━━━━━ DATA SUPPLIED
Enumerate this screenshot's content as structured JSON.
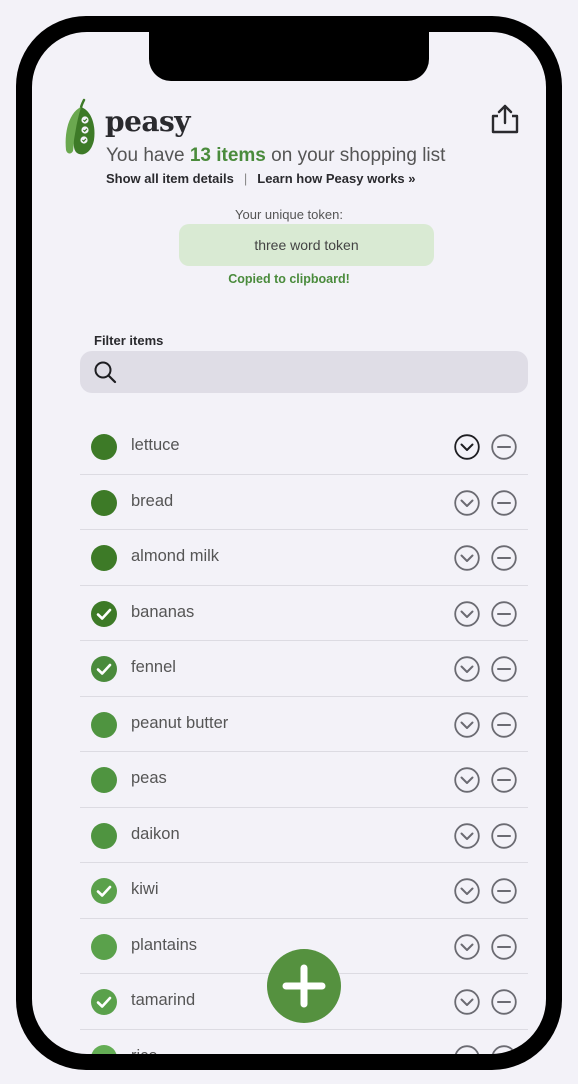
{
  "app": {
    "name": "peasy",
    "summary_prefix": "You have ",
    "summary_count": "13 items",
    "summary_suffix": " on your shopping list"
  },
  "links": {
    "show_details": "Show all item details",
    "separator": "|",
    "learn": "Learn how Peasy works »"
  },
  "token": {
    "label": "Your unique token:",
    "value": "three word token",
    "copied_message": "Copied to clipboard!"
  },
  "filter": {
    "label": "Filter items",
    "value": "",
    "placeholder": ""
  },
  "colors": {
    "accent": "#4a8b3c",
    "token_bg": "#d9ead3",
    "fab": "#55913f"
  },
  "icons": {
    "share": "share-icon",
    "search": "search-icon",
    "expand": "chevron-down-circle-icon",
    "remove": "minus-circle-icon",
    "add": "plus-icon",
    "logo": "pea-pod-icon"
  },
  "items": [
    {
      "name": "lettuce",
      "checked": false,
      "color": "#3d7a27"
    },
    {
      "name": "bread",
      "checked": false,
      "color": "#3d7a27"
    },
    {
      "name": "almond milk",
      "checked": false,
      "color": "#3d7a27"
    },
    {
      "name": "bananas",
      "checked": true,
      "color": "#3d7a27"
    },
    {
      "name": "fennel",
      "checked": true,
      "color": "#4a8b3c"
    },
    {
      "name": "peanut butter",
      "checked": false,
      "color": "#4f9440"
    },
    {
      "name": "peas",
      "checked": false,
      "color": "#4f9440"
    },
    {
      "name": "daikon",
      "checked": false,
      "color": "#4f9440"
    },
    {
      "name": "kiwi",
      "checked": true,
      "color": "#5aa14b"
    },
    {
      "name": "plantains",
      "checked": false,
      "color": "#5aa14b"
    },
    {
      "name": "tamarind",
      "checked": true,
      "color": "#5aa14b"
    },
    {
      "name": "rice",
      "checked": false,
      "color": "#64ad55"
    }
  ]
}
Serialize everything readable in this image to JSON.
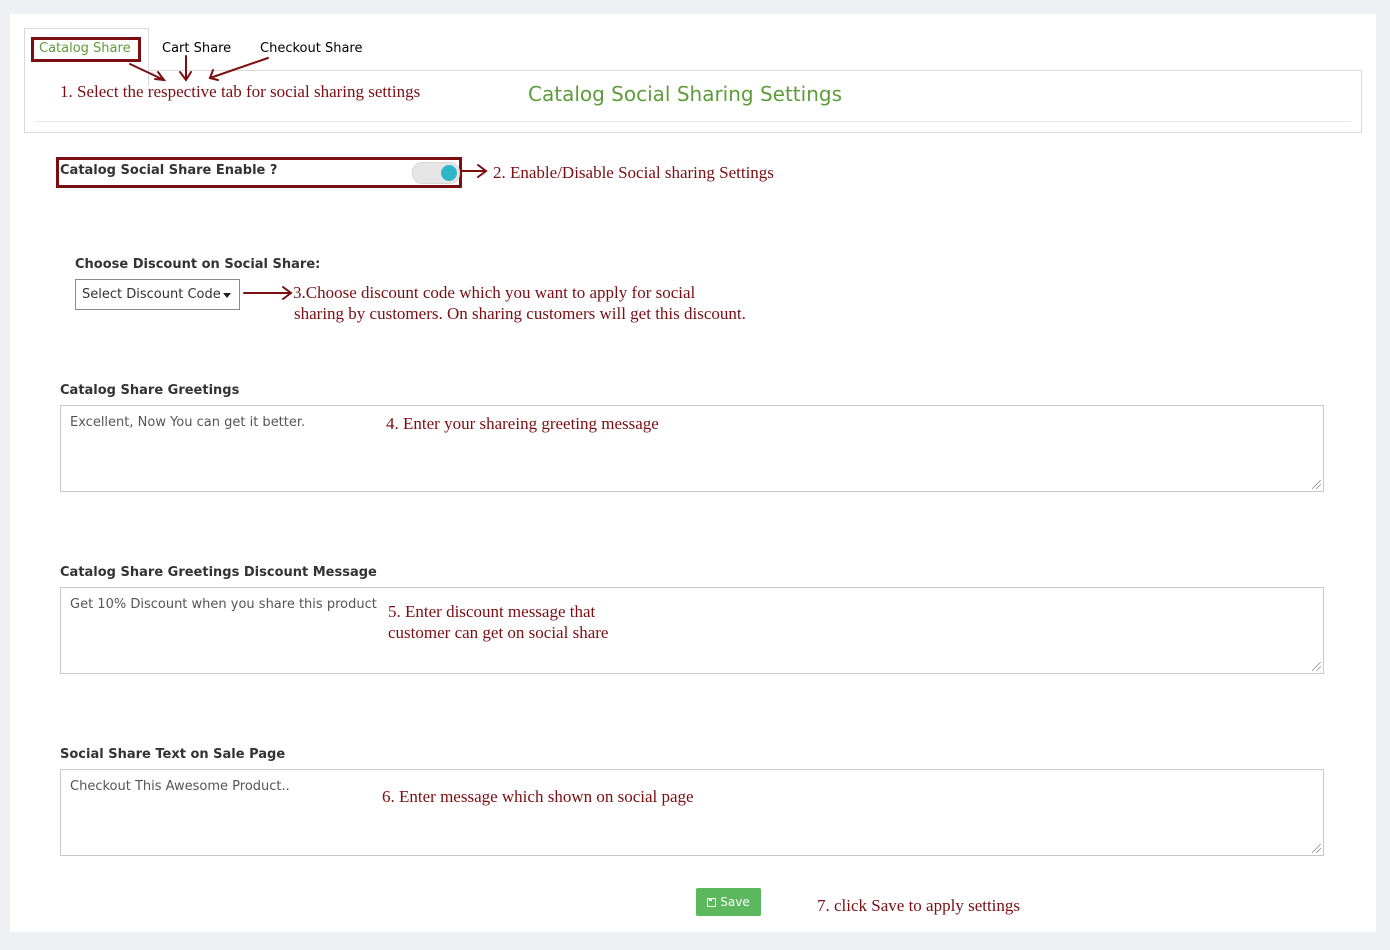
━━━━━━━━━━
> _YOUR GOAL_:
Copy out the whole listing exactly, and don't carry over any pictures.

> _RESPONSE TO THE TASK_:
Enumerate this screenshot's content as structured JSON.
{
  "app": {
    "name": "peasy",
    "summary_prefix": "You have ",
    "summary_count": "13 items",
    "summary_suffix": " on your shopping list"
  },
  "links": {
    "show_details": "Show all item details",
    "separator": "|",
    "learn": "Learn how Peasy works »"
  },
  "token": {
    "label": "Your unique token:",
    "value": "three word token",
    "copied_message": "Copied to clipboard!"
  },
  "filter": {
    "label": "Filter items",
    "value": "",
    "placeholder": ""
  },
  "colors": {
    "accent": "#4a8b3c",
    "token_bg": "#d9ead3",
    "fab": "#55913f"
  },
  "icons": {
    "share": "share-icon",
    "search": "search-icon",
    "expand": "chevron-down-circle-icon",
    "remove": "minus-circle-icon",
    "add": "plus-icon",
    "logo": "pea-pod-icon"
  },
  "items": [
    {
      "name": "lettuce",
      "checked": false,
      "color": "#3d7a27"
    },
    {
      "name": "bread",
      "checked": false,
      "color": "#3d7a27"
    },
    {
      "name": "almond milk",
      "checked": false,
      "color": "#3d7a27"
    },
    {
      "name": "bananas",
      "checked": true,
      "color": "#3d7a27"
    },
    {
      "name": "fennel",
      "checked": true,
      "color": "#4a8b3c"
    },
    {
      "name": "peanut butter",
      "checked": false,
      "color": "#4f9440"
    },
    {
      "name": "peas",
      "checked": false,
      "color": "#4f9440"
    },
    {
      "name": "daikon",
      "checked": false,
      "color": "#4f9440"
    },
    {
      "name": "kiwi",
      "checked": true,
      "color": "#5aa14b"
    },
    {
      "name": "plantains",
      "checked": false,
      "color": "#5aa14b"
    },
    {
      "name": "tamarind",
      "checked": true,
      "color": "#5aa14b"
    },
    {
      "name": "rice",
      "checked": false,
      "color": "#64ad55"
    }
  ]
}
Serialize everything readable in this image to JSON.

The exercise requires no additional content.